_Instructions for the task_: Reproduce all of the records exactly.
╭─ Data for this task
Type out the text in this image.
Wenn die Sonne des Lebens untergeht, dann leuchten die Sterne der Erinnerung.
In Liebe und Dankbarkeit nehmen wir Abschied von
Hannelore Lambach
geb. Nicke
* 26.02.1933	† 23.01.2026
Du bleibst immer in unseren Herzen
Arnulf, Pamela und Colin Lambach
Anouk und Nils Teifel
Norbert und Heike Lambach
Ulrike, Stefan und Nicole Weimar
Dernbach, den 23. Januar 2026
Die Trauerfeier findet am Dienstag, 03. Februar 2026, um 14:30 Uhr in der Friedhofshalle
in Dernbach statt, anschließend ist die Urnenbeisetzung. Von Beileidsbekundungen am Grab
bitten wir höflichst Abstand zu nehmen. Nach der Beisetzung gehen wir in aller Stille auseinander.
╰─
_Solved exercise_:
Type out the text in this image.
Wenn die Sonne des Lebens untergeht, dann leuchten die Sterne der Erinnerung.
In Liebe und Dankbarkeit nehmen wir Abschied von
Hannelore Lambach
geb. Nicke
* 26.02.1933	† 23.01.2026
Du bleibst immer in unseren Herzen
Arnulf, Pamela und Colin Lambach
Anouk und Nils Teifel
Norbert und Heike Lambach
Ulrike, Stefan und Nicole Weimar
Dernbach, den 23. Januar 2026
Die Trauerfeier findet am Dienstag, 03. Februar 2026, um 14:30 Uhr in der Friedhofshalle
in Dernbach statt, anschließend ist die Urnenbeisetzung. Von Beileidsbekundungen am Grab
bitten wir höflichst Abstand zu nehmen. Nach der Beisetzung gehen wir in aller Stille auseinander.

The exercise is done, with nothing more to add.